(Saved entries)

============================================================

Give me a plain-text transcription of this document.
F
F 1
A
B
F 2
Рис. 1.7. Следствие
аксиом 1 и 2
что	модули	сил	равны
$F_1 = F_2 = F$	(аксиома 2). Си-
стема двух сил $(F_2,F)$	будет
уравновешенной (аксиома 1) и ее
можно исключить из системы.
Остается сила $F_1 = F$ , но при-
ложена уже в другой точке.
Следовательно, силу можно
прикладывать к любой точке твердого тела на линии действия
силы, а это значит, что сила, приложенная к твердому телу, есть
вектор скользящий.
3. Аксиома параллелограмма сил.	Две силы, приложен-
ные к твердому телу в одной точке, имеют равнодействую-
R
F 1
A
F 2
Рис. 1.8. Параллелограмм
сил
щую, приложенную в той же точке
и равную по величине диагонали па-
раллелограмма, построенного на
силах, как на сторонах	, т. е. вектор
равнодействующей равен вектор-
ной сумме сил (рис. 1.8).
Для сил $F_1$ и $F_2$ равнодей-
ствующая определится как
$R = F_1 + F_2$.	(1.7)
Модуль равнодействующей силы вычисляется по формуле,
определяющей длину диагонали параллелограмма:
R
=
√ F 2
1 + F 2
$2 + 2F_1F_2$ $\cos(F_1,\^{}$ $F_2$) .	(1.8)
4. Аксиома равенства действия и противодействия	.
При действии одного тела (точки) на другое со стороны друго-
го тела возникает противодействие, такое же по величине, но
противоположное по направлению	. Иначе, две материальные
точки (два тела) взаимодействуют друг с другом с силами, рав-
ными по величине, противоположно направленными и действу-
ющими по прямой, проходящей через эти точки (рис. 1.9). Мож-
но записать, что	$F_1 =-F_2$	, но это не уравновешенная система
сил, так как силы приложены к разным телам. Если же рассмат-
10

============================================================

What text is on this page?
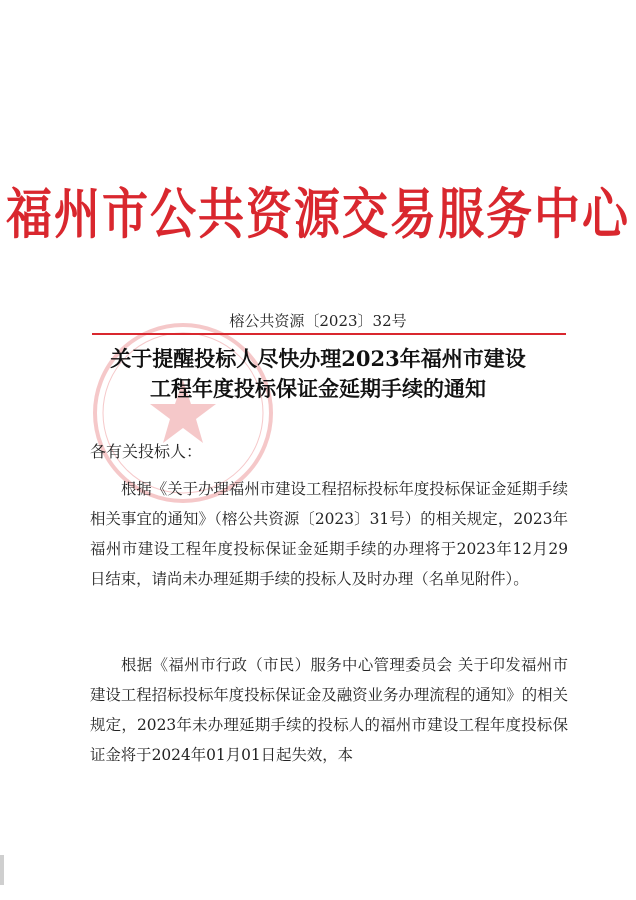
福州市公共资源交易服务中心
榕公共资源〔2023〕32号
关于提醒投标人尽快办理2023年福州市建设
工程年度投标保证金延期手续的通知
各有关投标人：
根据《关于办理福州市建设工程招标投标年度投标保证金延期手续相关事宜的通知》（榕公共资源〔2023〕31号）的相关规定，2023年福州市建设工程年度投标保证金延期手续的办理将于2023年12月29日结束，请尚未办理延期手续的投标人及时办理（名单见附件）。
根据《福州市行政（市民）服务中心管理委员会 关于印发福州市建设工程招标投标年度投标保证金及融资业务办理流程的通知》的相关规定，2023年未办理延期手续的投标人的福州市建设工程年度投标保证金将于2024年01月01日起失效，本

============================================================

EXERCISE REQUIREMENTS |
Copy each line containing the word "точке" from the data.

FULL RESPONSE |
ложена уже в другой точке.
прикладывать к любой точке твердого тела на линии действия
ные к твердому телу в одной точке, имеют равнодействую-
щую, приложенную в той же точке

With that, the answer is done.